[Begin Input material]

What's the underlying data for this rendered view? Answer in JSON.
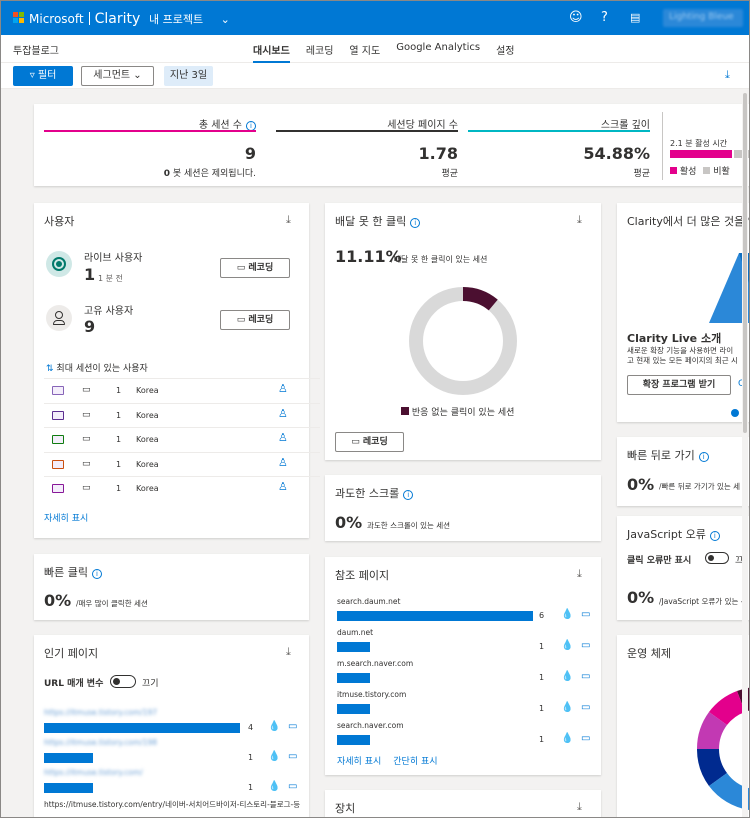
{
  "topbar": {
    "brand": "Microsoft",
    "product": "Clarity",
    "project": "내 프로젝트",
    "user": "Lighting Bleue"
  },
  "subbar": {
    "site": "투잡블로그",
    "tabs": [
      "대시보드",
      "레코딩",
      "열 지도",
      "Google Analytics",
      "설정"
    ]
  },
  "filters": {
    "filter_label": "필터",
    "segment_label": "세그먼트",
    "date_label": "지난 3일"
  },
  "metrics": {
    "sessions": {
      "label": "총 세션 수",
      "value": "9",
      "sub_bold": "0",
      "sub": "봇 세션은 제외됩니다."
    },
    "pages": {
      "label": "세션당 페이지 수",
      "value": "1.78",
      "sub": "평균"
    },
    "scroll": {
      "label": "스크롤 깊이",
      "value": "54.88%",
      "sub": "평균"
    },
    "active": {
      "label": "2.1 분 활성 시간",
      "legend_active": "활성",
      "legend_inactive": "비활"
    }
  },
  "users": {
    "title": "사용자",
    "live_label": "라이브 사용자",
    "live_count": "1",
    "live_time": "1 분 전",
    "unique_label": "고유 사용자",
    "unique_count": "9",
    "rec_label": "레코딩",
    "max_sessions_label": "최대 세션이 있는 사용자",
    "rows": [
      {
        "count": "1",
        "country": "Korea",
        "color": "#8764b8"
      },
      {
        "count": "1",
        "country": "Korea",
        "color": "#5c2e91"
      },
      {
        "count": "1",
        "country": "Korea",
        "color": "#107c10"
      },
      {
        "count": "1",
        "country": "Korea",
        "color": "#ca5010"
      },
      {
        "count": "1",
        "country": "Korea",
        "color": "#881798"
      }
    ],
    "more": "자세히 표시"
  },
  "dead_clicks": {
    "title": "배달 못 한 클릭",
    "value": "11.11%",
    "desc": "/배달 못 한 클릭이 있는 세션",
    "legend": "반응 없는 클릭이 있는 세션",
    "rec_label": "레코딩",
    "fraction": 0.1111
  },
  "clarity_promo": {
    "title": "Clarity에서 더 많은 것을 얻",
    "heading": "Clarity Live 소개",
    "line1": "새로운 확장 기능을 사용하면 라이",
    "line2": "고 현재 있는 모든 페이지의 최근 시",
    "button": "확장 프로그램 받기",
    "more": "C"
  },
  "quick_back": {
    "title": "빠른 뒤로 가기",
    "value": "0%",
    "desc": "/빠른 뒤로 가기가 있는 세"
  },
  "excess_scroll": {
    "title": "과도한 스크롤",
    "value": "0%",
    "desc": "과도한 스크롤이 있는 세션"
  },
  "js_errors": {
    "title": "JavaScript 오류",
    "toggle_label": "클릭 오류만 표시",
    "toggle_state": "끄",
    "value": "0%",
    "desc": "/JavaScript 오류가 있는 -"
  },
  "rage_clicks": {
    "title": "빠른 클릭",
    "value": "0%",
    "desc": "/매우 많이 클릭한 세션"
  },
  "referrers": {
    "title": "참조 페이지",
    "rows": [
      {
        "name": "search.daum.net",
        "count": "6",
        "fraction": 1.0
      },
      {
        "name": "daum.net",
        "count": "1",
        "fraction": 0.167
      },
      {
        "name": "m.search.naver.com",
        "count": "1",
        "fraction": 0.167
      },
      {
        "name": "itmuse.tistory.com",
        "count": "1",
        "fraction": 0.167
      },
      {
        "name": "search.naver.com",
        "count": "1",
        "fraction": 0.167
      }
    ],
    "more": "자세히 표시",
    "less": "간단히 표시"
  },
  "popular_pages": {
    "title": "인기 페이지",
    "url_param_label": "URL 매개 변수",
    "toggle_state": "끄기",
    "rows": [
      {
        "url": "https://itmuse.tistory.com/197",
        "count": "4",
        "fraction": 1.0
      },
      {
        "url": "https://itmuse.tistory.com/198",
        "count": "1",
        "fraction": 0.25
      },
      {
        "url": "https://itmuse.tistory.com/",
        "count": "1",
        "fraction": 0.25
      }
    ],
    "last_url": "https://itmuse.tistory.com/entry/네이버-서치어드바이저-티스토리-블로그-등"
  },
  "os": {
    "title": "운영 체제"
  },
  "devices": {
    "title": "장치"
  }
}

[End Input material]

Set task: Exclude the images and reproduce the remaining data exactly.

Task solution:
What's the underlying data for this rendered view? Answer in JSON.
{
  "topbar": {
    "brand": "Microsoft",
    "product": "Clarity",
    "project": "내 프로젝트",
    "user": "Lighting Bleue"
  },
  "subbar": {
    "site": "투잡블로그",
    "tabs": [
      "대시보드",
      "레코딩",
      "열 지도",
      "Google Analytics",
      "설정"
    ]
  },
  "filters": {
    "filter_label": "필터",
    "segment_label": "세그먼트",
    "date_label": "지난 3일"
  },
  "metrics": {
    "sessions": {
      "label": "총 세션 수",
      "value": "9",
      "sub_bold": "0",
      "sub": "봇 세션은 제외됩니다."
    },
    "pages": {
      "label": "세션당 페이지 수",
      "value": "1.78",
      "sub": "평균"
    },
    "scroll": {
      "label": "스크롤 깊이",
      "value": "54.88%",
      "sub": "평균"
    },
    "active": {
      "label": "2.1 분 활성 시간",
      "legend_active": "활성",
      "legend_inactive": "비활"
    }
  },
  "users": {
    "title": "사용자",
    "live_label": "라이브 사용자",
    "live_count": "1",
    "live_time": "1 분 전",
    "unique_label": "고유 사용자",
    "unique_count": "9",
    "rec_label": "레코딩",
    "max_sessions_label": "최대 세션이 있는 사용자",
    "rows": [
      {
        "count": "1",
        "country": "Korea",
        "color": "#8764b8"
      },
      {
        "count": "1",
        "country": "Korea",
        "color": "#5c2e91"
      },
      {
        "count": "1",
        "country": "Korea",
        "color": "#107c10"
      },
      {
        "count": "1",
        "country": "Korea",
        "color": "#ca5010"
      },
      {
        "count": "1",
        "country": "Korea",
        "color": "#881798"
      }
    ],
    "more": "자세히 표시"
  },
  "dead_clicks": {
    "title": "배달 못 한 클릭",
    "value": "11.11%",
    "desc": "/배달 못 한 클릭이 있는 세션",
    "legend": "반응 없는 클릭이 있는 세션",
    "rec_label": "레코딩",
    "fraction": 0.1111
  },
  "clarity_promo": {
    "title": "Clarity에서 더 많은 것을 얻",
    "heading": "Clarity Live 소개",
    "line1": "새로운 확장 기능을 사용하면 라이",
    "line2": "고 현재 있는 모든 페이지의 최근 시",
    "button": "확장 프로그램 받기",
    "more": "C"
  },
  "quick_back": {
    "title": "빠른 뒤로 가기",
    "value": "0%",
    "desc": "/빠른 뒤로 가기가 있는 세"
  },
  "excess_scroll": {
    "title": "과도한 스크롤",
    "value": "0%",
    "desc": "과도한 스크롤이 있는 세션"
  },
  "js_errors": {
    "title": "JavaScript 오류",
    "toggle_label": "클릭 오류만 표시",
    "toggle_state": "끄",
    "value": "0%",
    "desc": "/JavaScript 오류가 있는 -"
  },
  "rage_clicks": {
    "title": "빠른 클릭",
    "value": "0%",
    "desc": "/매우 많이 클릭한 세션"
  },
  "referrers": {
    "title": "참조 페이지",
    "rows": [
      {
        "name": "search.daum.net",
        "count": "6",
        "fraction": 1.0
      },
      {
        "name": "daum.net",
        "count": "1",
        "fraction": 0.167
      },
      {
        "name": "m.search.naver.com",
        "count": "1",
        "fraction": 0.167
      },
      {
        "name": "itmuse.tistory.com",
        "count": "1",
        "fraction": 0.167
      },
      {
        "name": "search.naver.com",
        "count": "1",
        "fraction": 0.167
      }
    ],
    "more": "자세히 표시",
    "less": "간단히 표시"
  },
  "popular_pages": {
    "title": "인기 페이지",
    "url_param_label": "URL 매개 변수",
    "toggle_state": "끄기",
    "rows": [
      {
        "url": "https://itmuse.tistory.com/197",
        "count": "4",
        "fraction": 1.0
      },
      {
        "url": "https://itmuse.tistory.com/198",
        "count": "1",
        "fraction": 0.25
      },
      {
        "url": "https://itmuse.tistory.com/",
        "count": "1",
        "fraction": 0.25
      }
    ],
    "last_url": "https://itmuse.tistory.com/entry/네이버-서치어드바이저-티스토리-블로그-등"
  },
  "os": {
    "title": "운영 체제"
  },
  "devices": {
    "title": "장치"
  }
}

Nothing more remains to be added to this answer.